=== MATERIAL FOR THE TASK ===

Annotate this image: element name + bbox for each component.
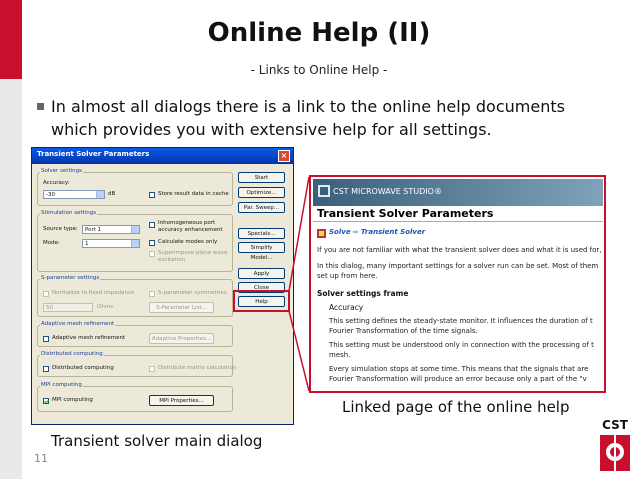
connector-line-bottom (288, 310, 310, 392)
help-para-1: If you are not familiar with what the tr… (317, 246, 602, 254)
help-divider (313, 221, 603, 222)
cst-logo-text: CST (602, 418, 628, 432)
help-text-3-line-1: Every simulation stops at some time. Thi… (329, 365, 589, 373)
book-icon (317, 229, 326, 238)
caption-help-page: Linked page of the online help (342, 398, 570, 416)
crumb-link-solve[interactable]: Solve (329, 228, 351, 236)
help-text-3-line-2: Fourier Transformation will produce an e… (329, 375, 587, 383)
connector-line-top (288, 176, 310, 292)
caption-dialog: Transient solver main dialog (51, 432, 263, 450)
help-text-2-line-2: mesh. (329, 351, 351, 359)
help-text-2-line-1: This setting must be understood only in … (329, 341, 594, 349)
crumb-arrow-icon: ⇨ (352, 228, 359, 236)
cst-logo: CST (595, 418, 635, 474)
help-para-2-line-2: set up from here. (317, 272, 378, 280)
help-brand: CST MICROWAVE STUDIO® (333, 187, 442, 196)
help-breadcrumb: Solve ⇨ Transient Solver (329, 228, 425, 236)
help-header-band: CST MICROWAVE STUDIO® (313, 179, 603, 206)
cst-emblem-icon (600, 435, 630, 471)
help-text-1-line-1: This setting defines the steady-state mo… (329, 317, 593, 325)
online-help-window: CST MICROWAVE STUDIO® Transient Solver P… (309, 175, 606, 393)
crumb-link-transient[interactable]: Transient Solver (361, 228, 425, 236)
help-title: Transient Solver Parameters (317, 207, 494, 220)
slide-number: 11 (34, 452, 48, 465)
help-subheading: Accuracy (329, 303, 364, 312)
help-text-1-line-2: Fourier Transformation of the time signa… (329, 327, 478, 335)
help-section-heading: Solver settings frame (317, 289, 409, 298)
help-para-2-line-1: In this dialog, many important settings … (317, 262, 599, 270)
cst-logo-icon (318, 185, 330, 197)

=== INSTRUCTIONS FOR THE TASK ===
Print every row above again line for line, leaving out the pictures.

=== RESPONSE TO THE EXERCISE ===
Annotate this image: element name + bbox for each component.
connector-line-bottom (288, 310, 310, 392)
help-para-1: If you are not familiar with what the tr… (317, 246, 602, 254)
help-divider (313, 221, 603, 222)
cst-logo-text: CST (602, 418, 628, 432)
help-text-3-line-1: Every simulation stops at some time. Thi… (329, 365, 589, 373)
book-icon (317, 229, 326, 238)
caption-help-page: Linked page of the online help (342, 398, 570, 416)
crumb-link-solve[interactable]: Solve (329, 228, 351, 236)
help-text-3-line-2: Fourier Transformation will produce an e… (329, 375, 587, 383)
connector-line-top (288, 176, 310, 292)
caption-dialog: Transient solver main dialog (51, 432, 263, 450)
help-text-2-line-2: mesh. (329, 351, 351, 359)
help-text-2-line-1: This setting must be understood only in … (329, 341, 594, 349)
crumb-arrow-icon: ⇨ (352, 228, 359, 236)
cst-logo: CST (595, 418, 635, 474)
help-para-2-line-2: set up from here. (317, 272, 378, 280)
help-brand: CST MICROWAVE STUDIO® (333, 187, 442, 196)
help-breadcrumb: Solve ⇨ Transient Solver (329, 228, 425, 236)
help-header-band: CST MICROWAVE STUDIO® (313, 179, 603, 206)
cst-emblem-icon (600, 435, 630, 471)
help-text-1-line-1: This setting defines the steady-state mo… (329, 317, 593, 325)
online-help-window: CST MICROWAVE STUDIO® Transient Solver P… (309, 175, 606, 393)
crumb-link-transient[interactable]: Transient Solver (361, 228, 425, 236)
help-title: Transient Solver Parameters (317, 207, 494, 220)
slide-number: 11 (34, 452, 48, 465)
help-subheading: Accuracy (329, 303, 364, 312)
help-text-1-line-2: Fourier Transformation of the time signa… (329, 327, 478, 335)
help-section-heading: Solver settings frame (317, 289, 409, 298)
help-para-2-line-1: In this dialog, many important settings … (317, 262, 599, 270)
cst-logo-icon (318, 185, 330, 197)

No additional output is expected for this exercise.